** Exercise requirements **
Produce an exact transcription of the listing below, omitting the pictures.
START
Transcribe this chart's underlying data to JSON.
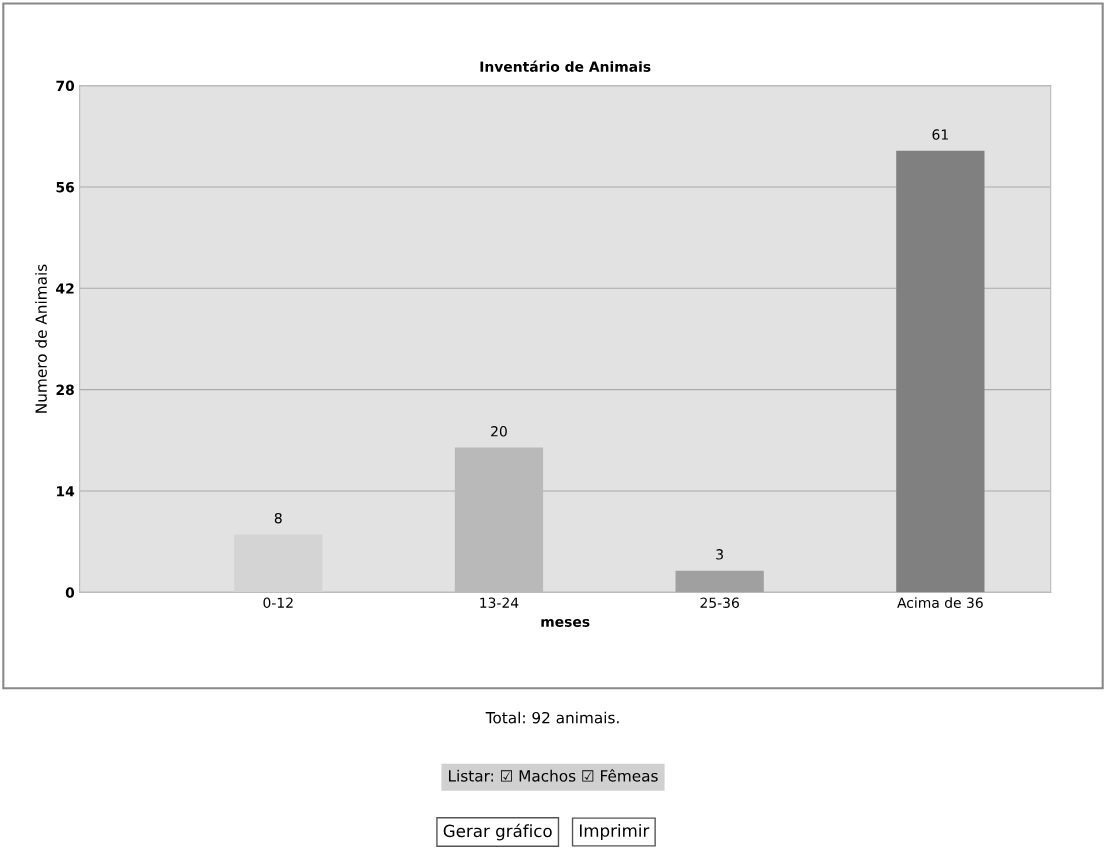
{
  "chart_data": {
    "type": "bar",
    "title": "Inventário de Animais",
    "xlabel": "meses",
    "ylabel": "Numero de Animais",
    "categories": [
      "0-12",
      "13-24",
      "25-36",
      "Acima de 36"
    ],
    "values": [
      8,
      20,
      3,
      61
    ],
    "colors": [
      "#d4d4d4",
      "#b9b9b9",
      "#a0a0a0",
      "#808080"
    ],
    "ylim": [
      0,
      70
    ],
    "yticks": [
      0,
      14,
      28,
      42,
      56,
      70
    ],
    "grid": "y",
    "data_labels": true,
    "annotations": [
      "Total: 92 animais.",
      "Listar: ☑ Machos ☑ Fêmeas",
      "Gerar gráfico",
      "Imprimir"
    ]
  }
}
END
** Correct result **
Transcribe this chart's underlying data to JSON.
{
  "chart_data": {
    "type": "bar",
    "title": "Inventário de Animais",
    "xlabel": "meses",
    "ylabel": "Numero de Animais",
    "categories": [
      "0-12",
      "13-24",
      "25-36",
      "Acima de 36"
    ],
    "values": [
      8,
      20,
      3,
      61
    ],
    "colors": [
      "#d4d4d4",
      "#b9b9b9",
      "#a0a0a0",
      "#808080"
    ],
    "ylim": [
      0,
      70
    ],
    "yticks": [
      0,
      14,
      28,
      42,
      56,
      70
    ],
    "grid": "y",
    "data_labels": true,
    "annotations": [
      "Total: 92 animais.",
      "Listar: ☑ Machos ☑ Fêmeas",
      "Gerar gráfico",
      "Imprimir"
    ]
  }
}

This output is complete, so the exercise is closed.